** Start of DATASET ENTRIES **

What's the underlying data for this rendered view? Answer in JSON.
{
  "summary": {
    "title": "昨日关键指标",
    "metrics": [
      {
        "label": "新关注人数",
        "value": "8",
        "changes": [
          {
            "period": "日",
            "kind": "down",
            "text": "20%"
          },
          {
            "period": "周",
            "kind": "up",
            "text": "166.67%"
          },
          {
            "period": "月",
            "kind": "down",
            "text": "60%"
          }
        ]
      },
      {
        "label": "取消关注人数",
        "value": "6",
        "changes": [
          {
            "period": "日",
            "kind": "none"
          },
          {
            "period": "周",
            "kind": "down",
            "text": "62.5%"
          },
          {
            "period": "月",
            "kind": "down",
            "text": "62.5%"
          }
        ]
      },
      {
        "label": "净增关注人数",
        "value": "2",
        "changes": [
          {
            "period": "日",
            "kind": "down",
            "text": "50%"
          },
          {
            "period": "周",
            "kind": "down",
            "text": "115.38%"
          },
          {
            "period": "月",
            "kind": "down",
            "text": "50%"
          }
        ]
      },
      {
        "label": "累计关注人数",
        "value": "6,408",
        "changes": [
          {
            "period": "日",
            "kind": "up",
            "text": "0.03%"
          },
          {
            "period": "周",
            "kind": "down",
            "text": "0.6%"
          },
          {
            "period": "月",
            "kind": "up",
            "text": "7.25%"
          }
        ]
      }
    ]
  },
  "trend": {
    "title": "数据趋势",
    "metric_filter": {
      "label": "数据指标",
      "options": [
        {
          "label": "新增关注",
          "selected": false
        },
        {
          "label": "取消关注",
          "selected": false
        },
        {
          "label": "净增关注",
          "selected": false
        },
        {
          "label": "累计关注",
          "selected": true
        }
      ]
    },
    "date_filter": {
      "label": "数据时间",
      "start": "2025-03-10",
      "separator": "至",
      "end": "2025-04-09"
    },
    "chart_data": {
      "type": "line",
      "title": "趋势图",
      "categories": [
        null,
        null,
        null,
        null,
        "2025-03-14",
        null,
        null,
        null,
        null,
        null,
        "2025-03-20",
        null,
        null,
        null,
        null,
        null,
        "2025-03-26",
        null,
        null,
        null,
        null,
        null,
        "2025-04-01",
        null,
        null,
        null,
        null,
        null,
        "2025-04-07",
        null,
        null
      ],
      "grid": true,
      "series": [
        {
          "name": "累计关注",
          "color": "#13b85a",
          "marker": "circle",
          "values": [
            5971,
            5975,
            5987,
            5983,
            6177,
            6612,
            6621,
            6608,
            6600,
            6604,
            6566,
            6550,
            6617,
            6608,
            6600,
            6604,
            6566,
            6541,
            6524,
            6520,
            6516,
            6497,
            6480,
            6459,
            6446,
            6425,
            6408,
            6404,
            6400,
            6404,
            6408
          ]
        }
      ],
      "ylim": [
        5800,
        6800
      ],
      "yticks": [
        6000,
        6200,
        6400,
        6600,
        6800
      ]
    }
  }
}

** End of DATASET ENTRIES **

WHAT IS NEEDED - Write out the full listing exactly as given.

RESPONSE TO THE EXERCISE -
What's the underlying data for this rendered view? Answer in JSON.
{
  "summary": {
    "title": "昨日关键指标",
    "metrics": [
      {
        "label": "新关注人数",
        "value": "8",
        "changes": [
          {
            "period": "日",
            "kind": "down",
            "text": "20%"
          },
          {
            "period": "周",
            "kind": "up",
            "text": "166.67%"
          },
          {
            "period": "月",
            "kind": "down",
            "text": "60%"
          }
        ]
      },
      {
        "label": "取消关注人数",
        "value": "6",
        "changes": [
          {
            "period": "日",
            "kind": "none"
          },
          {
            "period": "周",
            "kind": "down",
            "text": "62.5%"
          },
          {
            "period": "月",
            "kind": "down",
            "text": "62.5%"
          }
        ]
      },
      {
        "label": "净增关注人数",
        "value": "2",
        "changes": [
          {
            "period": "日",
            "kind": "down",
            "text": "50%"
          },
          {
            "period": "周",
            "kind": "down",
            "text": "115.38%"
          },
          {
            "period": "月",
            "kind": "down",
            "text": "50%"
          }
        ]
      },
      {
        "label": "累计关注人数",
        "value": "6,408",
        "changes": [
          {
            "period": "日",
            "kind": "up",
            "text": "0.03%"
          },
          {
            "period": "周",
            "kind": "down",
            "text": "0.6%"
          },
          {
            "period": "月",
            "kind": "up",
            "text": "7.25%"
          }
        ]
      }
    ]
  },
  "trend": {
    "title": "数据趋势",
    "metric_filter": {
      "label": "数据指标",
      "options": [
        {
          "label": "新增关注",
          "selected": false
        },
        {
          "label": "取消关注",
          "selected": false
        },
        {
          "label": "净增关注",
          "selected": false
        },
        {
          "label": "累计关注",
          "selected": true
        }
      ]
    },
    "date_filter": {
      "label": "数据时间",
      "start": "2025-03-10",
      "separator": "至",
      "end": "2025-04-09"
    },
    "chart_data": {
      "type": "line",
      "title": "趋势图",
      "categories": [
        null,
        null,
        null,
        null,
        "2025-03-14",
        null,
        null,
        null,
        null,
        null,
        "2025-03-20",
        null,
        null,
        null,
        null,
        null,
        "2025-03-26",
        null,
        null,
        null,
        null,
        null,
        "2025-04-01",
        null,
        null,
        null,
        null,
        null,
        "2025-04-07",
        null,
        null
      ],
      "grid": true,
      "series": [
        {
          "name": "累计关注",
          "color": "#13b85a",
          "marker": "circle",
          "values": [
            5971,
            5975,
            5987,
            5983,
            6177,
            6612,
            6621,
            6608,
            6600,
            6604,
            6566,
            6550,
            6617,
            6608,
            6600,
            6604,
            6566,
            6541,
            6524,
            6520,
            6516,
            6497,
            6480,
            6459,
            6446,
            6425,
            6408,
            6404,
            6400,
            6404,
            6408
          ]
        }
      ],
      "ylim": [
        5800,
        6800
      ],
      "yticks": [
        6000,
        6200,
        6400,
        6600,
        6800
      ]
    }
  }
}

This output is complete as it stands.